*Aim of the task*.
Gather every line holding the string "doors".

— START —

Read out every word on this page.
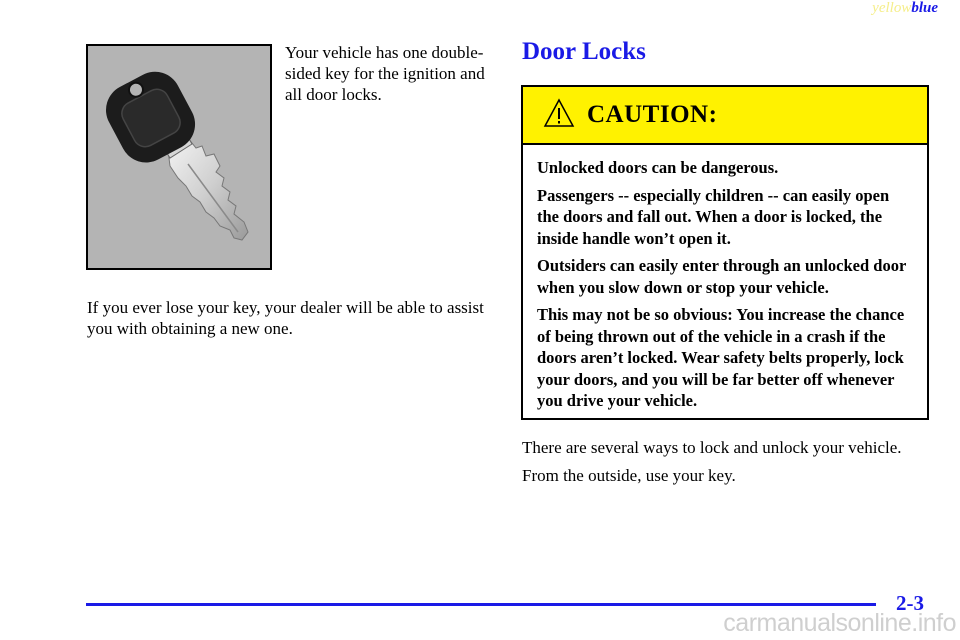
yellowblue

Your vehicle has one double-sided key for the ignition and all door locks.

If you ever lose your key, your dealer will be able to assist you with obtaining a new one.

Door Locks
CAUTION:

Unlocked doors can be dangerous.

Passengers -- especially children -- can easily open the doors and fall out. When a door is locked, the inside handle won’t open it.

Outsiders can easily enter through an unlocked door when you slow down or stop your vehicle.

This may not be so obvious: You increase the chance of being thrown out of the vehicle in a crash if the doors aren’t locked. Wear safety belts properly, lock your doors, and you will be far better off whenever you drive your vehicle.

There are several ways to lock and unlock your vehicle.

From the outside, use your key.

2-3
carmanualsonline.info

— END —

*Written answer*.
Unlocked doors can be dangerous.
Passengers -- especially children -- can easily open the doors and fall out. When a door is locked, the inside handle won’t open it.
This may not be so obvious: You increase the chance of being thrown out of the vehicle in a crash if the doors aren’t locked. Wear safety belts properly, lock your doors, and you will be far better off whenever you drive your vehicle.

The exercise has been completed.